**REQUIRED TASK:**
Keep every line where the word "spoolfile" appears; drop the rest.

Stored entries:
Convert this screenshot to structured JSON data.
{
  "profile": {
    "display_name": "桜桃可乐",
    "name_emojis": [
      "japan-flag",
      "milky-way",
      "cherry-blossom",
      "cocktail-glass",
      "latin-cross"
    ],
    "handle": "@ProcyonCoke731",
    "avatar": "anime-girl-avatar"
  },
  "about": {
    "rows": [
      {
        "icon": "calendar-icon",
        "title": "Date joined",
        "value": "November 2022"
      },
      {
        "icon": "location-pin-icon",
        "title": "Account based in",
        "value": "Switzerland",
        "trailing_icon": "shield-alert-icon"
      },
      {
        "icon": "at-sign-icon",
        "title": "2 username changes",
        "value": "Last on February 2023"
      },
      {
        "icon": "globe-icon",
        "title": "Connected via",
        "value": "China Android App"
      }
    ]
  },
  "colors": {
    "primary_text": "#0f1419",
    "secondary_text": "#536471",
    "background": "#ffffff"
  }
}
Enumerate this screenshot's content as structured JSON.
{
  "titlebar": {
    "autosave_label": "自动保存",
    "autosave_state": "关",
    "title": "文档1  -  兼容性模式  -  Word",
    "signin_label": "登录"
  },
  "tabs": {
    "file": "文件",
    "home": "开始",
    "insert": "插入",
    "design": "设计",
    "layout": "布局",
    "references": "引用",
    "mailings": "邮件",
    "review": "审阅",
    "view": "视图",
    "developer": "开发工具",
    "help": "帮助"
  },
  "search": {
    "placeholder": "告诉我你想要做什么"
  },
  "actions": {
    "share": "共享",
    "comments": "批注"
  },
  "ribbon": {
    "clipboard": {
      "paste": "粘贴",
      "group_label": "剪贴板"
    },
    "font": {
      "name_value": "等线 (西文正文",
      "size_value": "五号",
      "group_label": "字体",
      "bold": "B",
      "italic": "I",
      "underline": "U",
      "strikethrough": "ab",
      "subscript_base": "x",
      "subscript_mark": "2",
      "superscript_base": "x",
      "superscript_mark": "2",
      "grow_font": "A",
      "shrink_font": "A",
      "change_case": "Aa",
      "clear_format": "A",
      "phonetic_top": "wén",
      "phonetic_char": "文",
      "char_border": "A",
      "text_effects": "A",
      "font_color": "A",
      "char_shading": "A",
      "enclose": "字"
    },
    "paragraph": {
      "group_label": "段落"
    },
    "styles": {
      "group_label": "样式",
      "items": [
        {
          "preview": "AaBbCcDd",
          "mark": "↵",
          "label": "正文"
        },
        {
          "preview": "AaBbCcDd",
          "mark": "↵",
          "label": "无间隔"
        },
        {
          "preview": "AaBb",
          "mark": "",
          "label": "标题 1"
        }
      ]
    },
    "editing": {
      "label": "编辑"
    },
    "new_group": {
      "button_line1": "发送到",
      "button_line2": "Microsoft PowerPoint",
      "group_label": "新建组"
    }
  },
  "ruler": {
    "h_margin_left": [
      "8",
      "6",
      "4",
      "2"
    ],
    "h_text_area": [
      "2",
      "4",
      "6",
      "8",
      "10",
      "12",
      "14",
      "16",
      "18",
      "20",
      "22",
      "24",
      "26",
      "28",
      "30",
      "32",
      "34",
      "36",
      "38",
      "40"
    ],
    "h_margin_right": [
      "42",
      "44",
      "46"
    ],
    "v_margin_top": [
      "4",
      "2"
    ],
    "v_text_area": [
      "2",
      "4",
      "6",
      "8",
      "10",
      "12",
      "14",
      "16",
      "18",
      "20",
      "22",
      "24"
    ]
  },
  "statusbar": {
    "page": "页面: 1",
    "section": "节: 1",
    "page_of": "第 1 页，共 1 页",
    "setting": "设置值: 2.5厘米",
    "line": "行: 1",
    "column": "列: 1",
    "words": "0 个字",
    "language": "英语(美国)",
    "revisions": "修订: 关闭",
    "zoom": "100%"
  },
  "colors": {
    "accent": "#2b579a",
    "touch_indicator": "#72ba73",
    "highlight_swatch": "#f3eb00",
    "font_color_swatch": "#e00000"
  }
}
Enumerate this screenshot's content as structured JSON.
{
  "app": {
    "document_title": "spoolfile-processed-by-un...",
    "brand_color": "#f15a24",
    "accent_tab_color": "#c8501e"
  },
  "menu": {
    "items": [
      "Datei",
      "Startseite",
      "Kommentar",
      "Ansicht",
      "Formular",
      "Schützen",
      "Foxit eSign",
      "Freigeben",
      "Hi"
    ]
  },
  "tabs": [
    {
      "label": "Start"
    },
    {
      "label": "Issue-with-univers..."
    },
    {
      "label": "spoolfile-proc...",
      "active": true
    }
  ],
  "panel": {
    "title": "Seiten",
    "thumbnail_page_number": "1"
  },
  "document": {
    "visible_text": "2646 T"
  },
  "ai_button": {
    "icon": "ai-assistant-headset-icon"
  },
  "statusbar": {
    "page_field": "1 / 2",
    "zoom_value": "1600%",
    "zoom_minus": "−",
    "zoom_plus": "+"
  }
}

**SOLUTION TO THE EXERCISE:**
    "document_title": "spoolfile-processed-by-un...",
      "label": "spoolfile-proc...",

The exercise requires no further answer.